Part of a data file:
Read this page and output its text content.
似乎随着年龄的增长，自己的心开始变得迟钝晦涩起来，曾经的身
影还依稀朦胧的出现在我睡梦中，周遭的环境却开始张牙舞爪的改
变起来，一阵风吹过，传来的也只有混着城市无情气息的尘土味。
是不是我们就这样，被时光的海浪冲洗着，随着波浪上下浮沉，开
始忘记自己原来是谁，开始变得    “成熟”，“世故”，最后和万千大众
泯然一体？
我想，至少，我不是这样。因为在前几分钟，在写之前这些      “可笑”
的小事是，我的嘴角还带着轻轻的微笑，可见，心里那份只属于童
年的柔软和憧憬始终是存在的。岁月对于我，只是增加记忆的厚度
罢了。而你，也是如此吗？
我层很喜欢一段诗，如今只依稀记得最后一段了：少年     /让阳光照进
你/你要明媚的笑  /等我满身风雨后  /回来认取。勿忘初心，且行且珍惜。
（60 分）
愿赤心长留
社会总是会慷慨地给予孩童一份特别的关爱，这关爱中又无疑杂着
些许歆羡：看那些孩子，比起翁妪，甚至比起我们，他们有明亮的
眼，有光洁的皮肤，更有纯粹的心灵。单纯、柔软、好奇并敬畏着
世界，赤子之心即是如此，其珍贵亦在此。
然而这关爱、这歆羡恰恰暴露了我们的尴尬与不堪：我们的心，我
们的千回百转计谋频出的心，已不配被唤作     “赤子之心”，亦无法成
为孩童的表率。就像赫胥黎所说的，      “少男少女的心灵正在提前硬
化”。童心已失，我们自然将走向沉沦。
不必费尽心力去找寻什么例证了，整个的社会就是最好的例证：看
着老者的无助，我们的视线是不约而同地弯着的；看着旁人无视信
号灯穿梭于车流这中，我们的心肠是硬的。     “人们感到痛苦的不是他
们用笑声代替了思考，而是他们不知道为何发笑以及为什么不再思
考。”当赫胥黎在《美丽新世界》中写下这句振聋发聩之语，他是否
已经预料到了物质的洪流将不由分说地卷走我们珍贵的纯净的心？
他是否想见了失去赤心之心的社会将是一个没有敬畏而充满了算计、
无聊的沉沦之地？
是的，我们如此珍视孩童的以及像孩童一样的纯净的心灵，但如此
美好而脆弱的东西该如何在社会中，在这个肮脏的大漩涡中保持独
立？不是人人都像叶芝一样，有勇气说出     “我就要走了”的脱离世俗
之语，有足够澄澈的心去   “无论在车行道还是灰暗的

Given problem: Repeat each of the entries above precisely as given.

Result of the task:
Read this page and output its text content.
似乎随着年龄的增长，自己的心开始变得迟钝晦涩起来，曾经的身
影还依稀朦胧的出现在我睡梦中，周遭的环境却开始张牙舞爪的改
变起来，一阵风吹过，传来的也只有混着城市无情气息的尘土味。
是不是我们就这样，被时光的海浪冲洗着，随着波浪上下浮沉，开
始忘记自己原来是谁，开始变得    “成熟”，“世故”，最后和万千大众
泯然一体？
我想，至少，我不是这样。因为在前几分钟，在写之前这些      “可笑”
的小事是，我的嘴角还带着轻轻的微笑，可见，心里那份只属于童
年的柔软和憧憬始终是存在的。岁月对于我，只是增加记忆的厚度
罢了。而你，也是如此吗？
我层很喜欢一段诗，如今只依稀记得最后一段了：少年     /让阳光照进
你/你要明媚的笑  /等我满身风雨后  /回来认取。勿忘初心，且行且珍惜。
（60 分）
愿赤心长留
社会总是会慷慨地给予孩童一份特别的关爱，这关爱中又无疑杂着
些许歆羡：看那些孩子，比起翁妪，甚至比起我们，他们有明亮的
眼，有光洁的皮肤，更有纯粹的心灵。单纯、柔软、好奇并敬畏着
世界，赤子之心即是如此，其珍贵亦在此。
然而这关爱、这歆羡恰恰暴露了我们的尴尬与不堪：我们的心，我
们的千回百转计谋频出的心，已不配被唤作     “赤子之心”，亦无法成
为孩童的表率。就像赫胥黎所说的，      “少男少女的心灵正在提前硬
化”。童心已失，我们自然将走向沉沦。
不必费尽心力去找寻什么例证了，整个的社会就是最好的例证：看
着老者的无助，我们的视线是不约而同地弯着的；看着旁人无视信
号灯穿梭于车流这中，我们的心肠是硬的。     “人们感到痛苦的不是他
们用笑声代替了思考，而是他们不知道为何发笑以及为什么不再思
考。”当赫胥黎在《美丽新世界》中写下这句振聋发聩之语，他是否
已经预料到了物质的洪流将不由分说地卷走我们珍贵的纯净的心？
他是否想见了失去赤心之心的社会将是一个没有敬畏而充满了算计、
无聊的沉沦之地？
是的，我们如此珍视孩童的以及像孩童一样的纯净的心灵，但如此
美好而脆弱的东西该如何在社会中，在这个肮脏的大漩涡中保持独
立？不是人人都像叶芝一样，有勇气说出     “我就要走了”的脱离世俗
之语，有足够澄澈的心去   “无论在车行道还是灰暗的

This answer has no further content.